◆ EXERCISE ◆
Go through the lines below and copy each one that holds the string "supine".

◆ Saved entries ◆
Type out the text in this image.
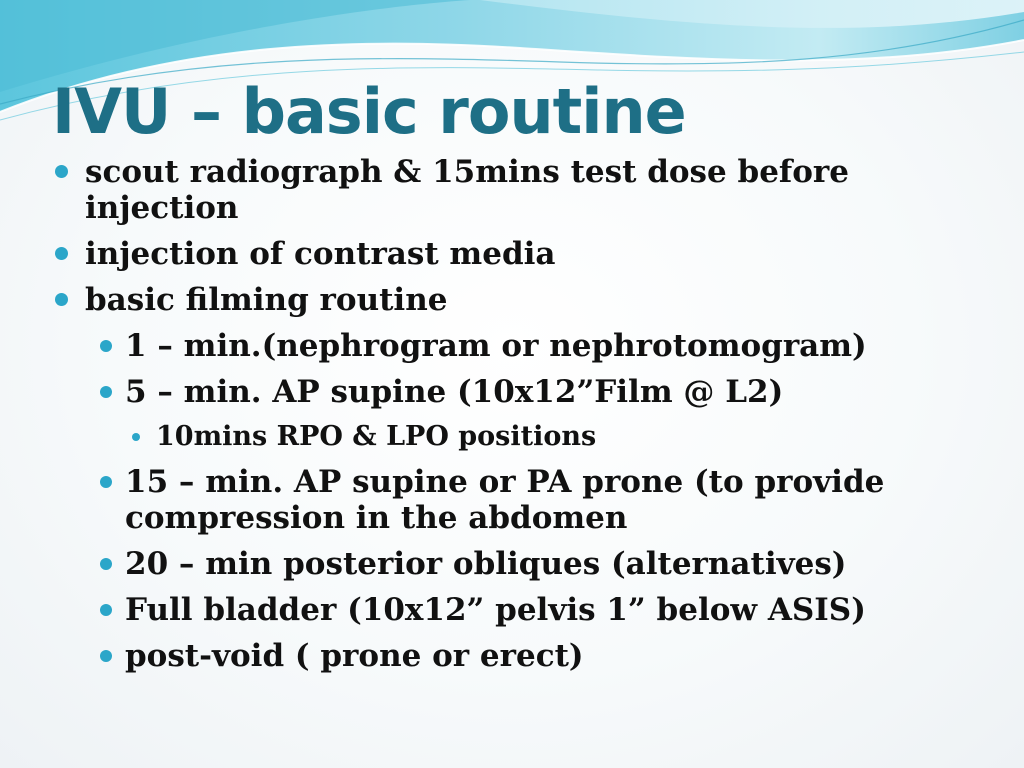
IVU – basic routine
scout radiograph & 15mins test dose before injection
injection of contrast media
basic filming routine
1 – min.(nephrogram or nephrotomogram)
5 – min. AP supine (10x12”Film @ L2)
10mins RPO & LPO positions
15 – min. AP supine or PA prone (to provide compression in the abdomen
20 – min posterior obliques (alternatives)
Full bladder (10x12” pelvis 1” below ASIS)
post-void ( prone or erect)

◆ SOLUTION TO THE EXERCISE ◆
5 – min. AP supine (10x12”Film @ L2)
15 – min. AP supine or PA prone (to provide compression in the abdomen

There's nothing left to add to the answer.